Scan the records below for the word "document" and give only the number of lines that hold it.
______
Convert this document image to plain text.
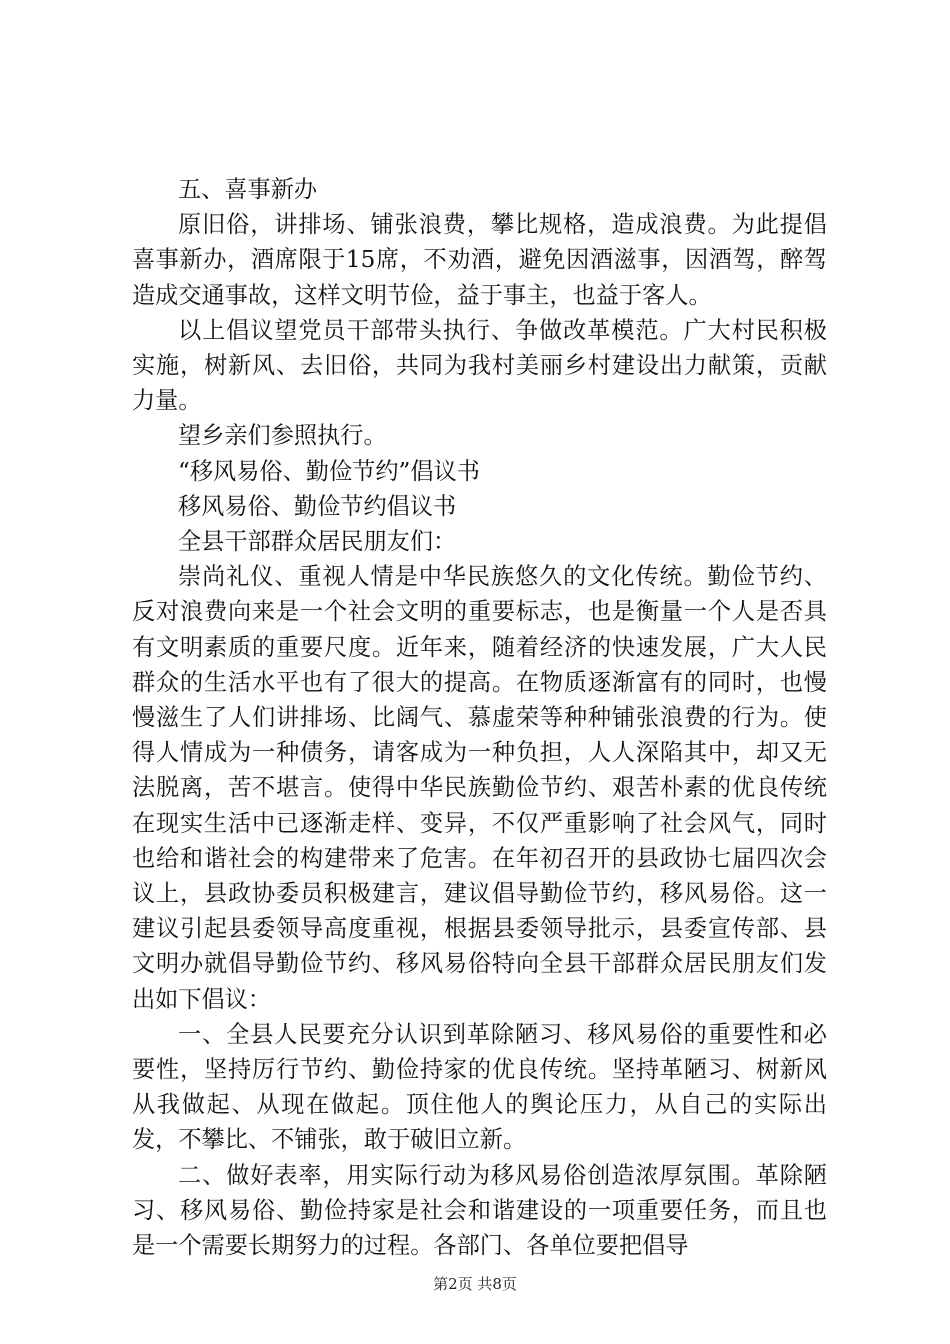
五、喜事新办

原旧俗，讲排场、铺张浪费，攀比规格，造成浪费。为此提倡喜事新办，酒席限于15席，不劝酒，避免因酒滋事，因酒驾，醉驾造成交通事故，这样文明节俭，益于事主，也益于客人。

以上倡议望党员干部带头执行、争做改革模范。广大村民积极实施，树新风、去旧俗，共同为我村美丽乡村建设出力献策，贡献力量。

望乡亲们参照执行。

“移风易俗、勤俭节约”倡议书

移风易俗、勤俭节约倡议书

全县干部群众居民朋友们：

崇尚礼仪、重视人情是中华民族悠久的文化传统。勤俭节约、反对浪费向来是一个社会文明的重要标志，也是衡量一个人是否具有文明素质的重要尺度。近年来，随着经济的快速发展，广大人民群众的生活水平也有了很大的提高。在物质逐渐富有的同时，也慢慢滋生了人们讲排场、比阔气、慕虚荣等种种铺张浪费的行为。使得人情成为一种债务，请客成为一种负担，人人深陷其中，却又无法脱离，苦不堪言。使得中华民族勤俭节约、艰苦朴素的优良传统在现实生活中已逐渐走样、变异，不仅严重影响了社会风气，同时也给和谐社会的构建带来了危害。在年初召开的县政协七届四次会议上，县政协委员积极建言，建议倡导勤俭节约，移风易俗。这一建议引起县委领导高度重视，根据县委领导批示，县委宣传部、县文明办就倡导勤俭节约、移风易俗特向全县干部群众居民朋友们发出如下倡议：

一、全县人民要充分认识到革除陋习、移风易俗的重要性和必要性，坚持厉行节约、勤俭持家的优良传统。坚持革陋习、树新风从我做起、从现在做起。顶住他人的舆论压力，从自己的实际出发，不攀比、不铺张，敢于破旧立新。

二、做好表率，用实际行动为移风易俗创造浓厚氛围。革除陋习、移风易俗、勤俭持家是社会和谐建设的一项重要任务，而且也是一个需要长期努力的过程。各部门、各单位要把倡导

第2页 共8页
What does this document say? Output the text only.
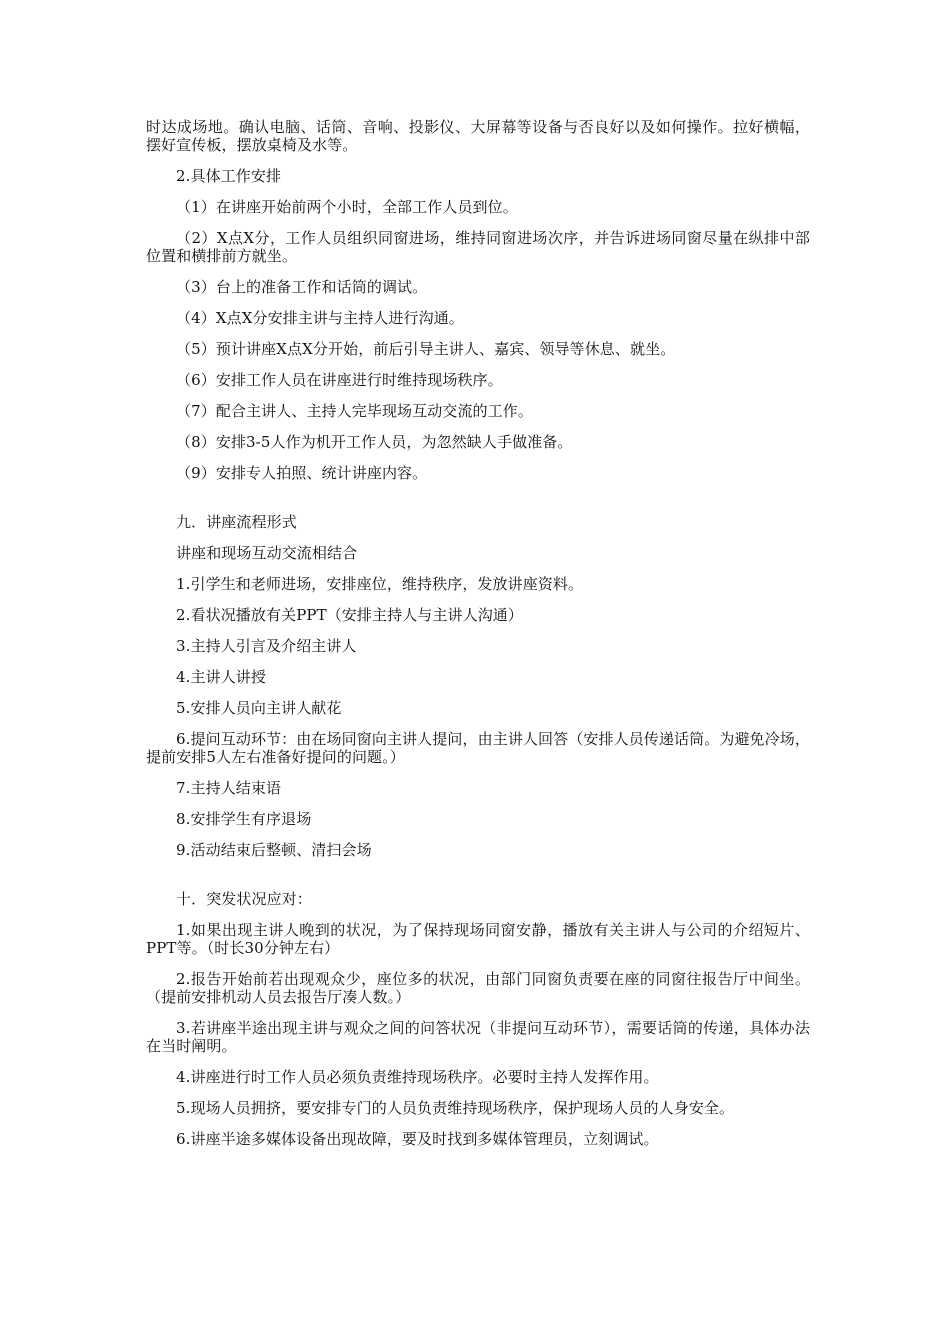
时达成场地。确认电脑、话筒、音响、投影仪、大屏幕等设备与否良好以及如何操作。拉好横幅，摆好宣传板，摆放桌椅及水等。

2.具体工作安排

（1）在讲座开始前两个小时，全部工作人员到位。

（2）X点X分，工作人员组织同窗进场，维持同窗进场次序，并告诉进场同窗尽量在纵排中部位置和横排前方就坐。

（3）台上的准备工作和话筒的调试。

（4）X点X分安排主讲与主持人进行沟通。

（5）预计讲座X点X分开始，前后引导主讲人、嘉宾、领导等休息、就坐。

（6）安排工作人员在讲座进行时维持现场秩序。

（7）配合主讲人、主持人完毕现场互动交流的工作。

（8）安排3-5人作为机开工作人员，为忽然缺人手做准备。

（9）安排专人拍照、统计讲座内容。

九．讲座流程形式

讲座和现场互动交流相结合

1.引学生和老师进场，安排座位，维持秩序，发放讲座资料。

2.看状况播放有关PPT（安排主持人与主讲人沟通）

3.主持人引言及介绍主讲人

4.主讲人讲授

5.安排人员向主讲人献花

6.提问互动环节：由在场同窗向主讲人提问，由主讲人回答（安排人员传递话筒。为避免冷场，提前安排5人左右准备好提问的问题。）

7.主持人结束语

8.安排学生有序退场

9.活动结束后整顿、清扫会场

十．突发状况应对：

1.如果出现主讲人晚到的状况，为了保持现场同窗安静，播放有关主讲人与公司的介绍短片、PPT等。（时长30分钟左右）

2.报告开始前若出现观众少，座位多的状况，由部门同窗负责要在座的同窗往报告厅中间坐。（提前安排机动人员去报告厅凑人数。）

3.若讲座半途出现主讲与观众之间的问答状况（非提问互动环节），需要话筒的传递，具体办法在当时阐明。

4.讲座进行时工作人员必须负责维持现场秩序。必要时主持人发挥作用。

5.现场人员拥挤，要安排专门的人员负责维持现场秩序，保护现场人员的人身安全。

6.讲座半途多媒体设备出现故障，要及时找到多媒体管理员，立刻调试。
______
▸ **Solution to this problem**
2